------ Document excerpt ------

Listor / Teknisk fysik / Operating System Concepts
Operating System Concepts
- Processes and Threads
- System calls and Process scheduling
- Inter-process communication
- File system
- Virtual machines
1. Processes and Threads
Purpose of a OS
The purpose of the operating system is to provide an environment
in which a user can execute programs in a convenient
(abstraction between user software and hardware) and efficient
(resource management between users and programs) manner.
Different OS types
- Embedded - Does not load and execute applications. This means that the system is only able to run a single application.
- Distributed - Distributed computations are carried out on more than one machine. When computers in a group work in cooperation.
- Network - To allow shared file and printer access among multiple computers in a network, to enable the sharing of data, users, groups, security, applications etc.
- Workstation - Workstation operating system is primarily designed to run applications. (e.g. Windows 7)
In order to ensure the proper execution of an operating system,
a distinction should be made between the execution of operating-system code and user-defined code.
We need two separate modes of operation: user mode and kernel mode.
Kernel mode can execute all machine instructions and reference all memory locations while user mode can't.
Process descriptor (PCB)
The process descriptor (PCB) serves as the repository for any information that may vary from process to process including register values,
logical state, type & location of resources it holds, allocated I/O-devices, list of open files.
- the object program to be executed (called the program text);
- the data on which the program will execute;
- resources required by the program;
- the process status.
- New: the process is being created
- Running: instructions are being executed
- Ready: the process is waiting for the CPU (and is prepared to run at any time)
- Blocked: the process is waiting for some event to occur (and cannot run until it does)
- Exit: the process has finished execution
Process vs thread
Threads are used for small tasks, whereas processes are used for more 'heavyweight' tasks
– basically the execution of applications.
Another difference between a thread and a process is that threads within the same process share the same address space,
whereas different processes do not.
User level threads
- More configurable (any schedueling algorithm)
- Doesnt need hardware support (can run on a variaty of OS’es)
- Much faster (doesnt need to switch between user and kernel space)
- The I/O must be non-blocking (extra checking to deal with cases that normally would block)
- Cannot use multiple CPU’s (the OS cant dispatch threads to different processors, so a thread blocks the entire process)
2. System calls and Process scheduling
System call procedure
- A program in the user-space make a function call to (for example) the C library.
- This will set up a system call with the function parameters
- which traps to the kernel to serve the request.
- Once the kernel gets control, the user state gets saved.
- The kernel does security and sanity checks and then attempts to fulfill the request.
- Then the user state is restored, the counter of the calling program is placed on the stack or in a program counter register and the control gets back to the user space.
- The C library routine reads the stack/register that the kernel just wrote, and returns it to the user space program.
Types of schedulers
- LTS executes rarely (in CPU terms) to make the decision as to whether to take new jobs and which ones to take.
- The MTS is executed from time to time to make a swapping decision.

------

● **Given request A**: According to the operating system notes, what can kernel mode do that user mode cannot?
● **Given request B**: Write the next part of the operating system notes, picking up after their final sentence.
The listing that comes next is from a different source than the operating system notes.

------ Given information ------

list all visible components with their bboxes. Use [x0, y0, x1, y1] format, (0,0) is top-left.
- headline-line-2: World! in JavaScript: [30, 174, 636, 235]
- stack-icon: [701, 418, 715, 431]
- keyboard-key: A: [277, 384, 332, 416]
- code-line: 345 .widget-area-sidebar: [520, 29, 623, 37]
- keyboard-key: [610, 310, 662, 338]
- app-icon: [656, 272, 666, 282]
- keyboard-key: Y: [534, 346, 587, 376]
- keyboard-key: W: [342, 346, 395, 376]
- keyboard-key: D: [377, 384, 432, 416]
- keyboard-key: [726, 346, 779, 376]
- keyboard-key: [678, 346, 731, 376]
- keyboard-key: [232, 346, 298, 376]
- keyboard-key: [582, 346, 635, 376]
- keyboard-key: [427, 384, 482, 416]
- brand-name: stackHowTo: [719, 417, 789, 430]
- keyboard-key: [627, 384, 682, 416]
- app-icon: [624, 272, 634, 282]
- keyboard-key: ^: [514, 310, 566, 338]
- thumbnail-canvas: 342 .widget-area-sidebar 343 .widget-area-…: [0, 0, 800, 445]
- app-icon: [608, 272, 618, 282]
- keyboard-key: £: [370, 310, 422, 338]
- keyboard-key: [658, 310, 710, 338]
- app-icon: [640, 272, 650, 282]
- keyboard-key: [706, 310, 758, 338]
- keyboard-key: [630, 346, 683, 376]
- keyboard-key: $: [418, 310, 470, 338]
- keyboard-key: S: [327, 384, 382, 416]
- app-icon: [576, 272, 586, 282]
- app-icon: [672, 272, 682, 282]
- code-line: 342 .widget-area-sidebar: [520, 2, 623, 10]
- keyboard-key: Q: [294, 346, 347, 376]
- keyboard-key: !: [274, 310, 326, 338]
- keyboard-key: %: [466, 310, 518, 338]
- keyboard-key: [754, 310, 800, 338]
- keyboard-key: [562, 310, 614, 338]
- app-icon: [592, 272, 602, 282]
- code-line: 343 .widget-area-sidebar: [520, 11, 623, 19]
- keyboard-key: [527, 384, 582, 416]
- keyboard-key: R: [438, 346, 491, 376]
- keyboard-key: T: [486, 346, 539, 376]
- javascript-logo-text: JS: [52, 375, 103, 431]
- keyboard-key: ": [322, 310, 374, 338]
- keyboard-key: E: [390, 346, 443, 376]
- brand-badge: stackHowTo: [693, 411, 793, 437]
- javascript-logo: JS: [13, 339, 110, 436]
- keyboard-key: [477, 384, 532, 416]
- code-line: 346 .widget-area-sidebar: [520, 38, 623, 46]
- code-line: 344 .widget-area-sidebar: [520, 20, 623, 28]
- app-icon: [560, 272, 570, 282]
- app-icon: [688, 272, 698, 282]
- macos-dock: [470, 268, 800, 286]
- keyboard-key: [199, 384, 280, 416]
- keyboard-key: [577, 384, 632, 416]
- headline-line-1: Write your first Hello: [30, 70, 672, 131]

------

● **Exercise answer A**: Kernel mode can execute all machine instructions and reference all memory locations.

● **Exercise answer B**:
- The short-term scheduling, also known as the CPU scheduling or dispatcher,
executes very frequently to make the decision as to which process to run next on the CPU.
- CPU utilization
- Turnaround time - amount of time to execute each process
- Waiting time - time in the ready queue
- Response time - time between request and the first response produced
The times should also be predictable, processes shall not starve and priority and deadlines should be respected.
Non-preemptive vs preemptive schedulers
In a non-preemptive system, a
process is only replaced when it becomes blocked as a result of requesting an I/O
operation or voluntarily gives up control of the CPU. In a preemptive system, the
dispatcher uses a clock interrupt to stop processes after a fixed amount of execution
time (a timeslice).
Round-robin algorithm is a pre-emptive algorithm as the scheduler forces the process out of the CPU once the time quota expires.
3. Inter-process communication
- Data transfer
- Sharing data
- Event notification
- Resource sharing
- Process control
- Message passing - useful for exchanging smaller amount of data; it is also easier to implement for inter-computer communication
- Shared memory - allows maximum speed and convenience of communication – it does not require system calls for each message that slow the entire process down
- Signals - A system message sent from one process to another, not usually used to transfer data but instead used to remotely command the partnered process
- Pipes - A unidirectional data channel.
Data written to the write end of the pipe is buffered by the operating system until it is read from the read end of the pipe.
Two-way data streams between processes can be achieved by creating two pipes utilizing standard input and output.
A named pipe does not terminate when the processes that uses the pipe terminates.
- Sockets - A data stream sent over a network interface,
either to a different process on the same computer or to another computer on the network.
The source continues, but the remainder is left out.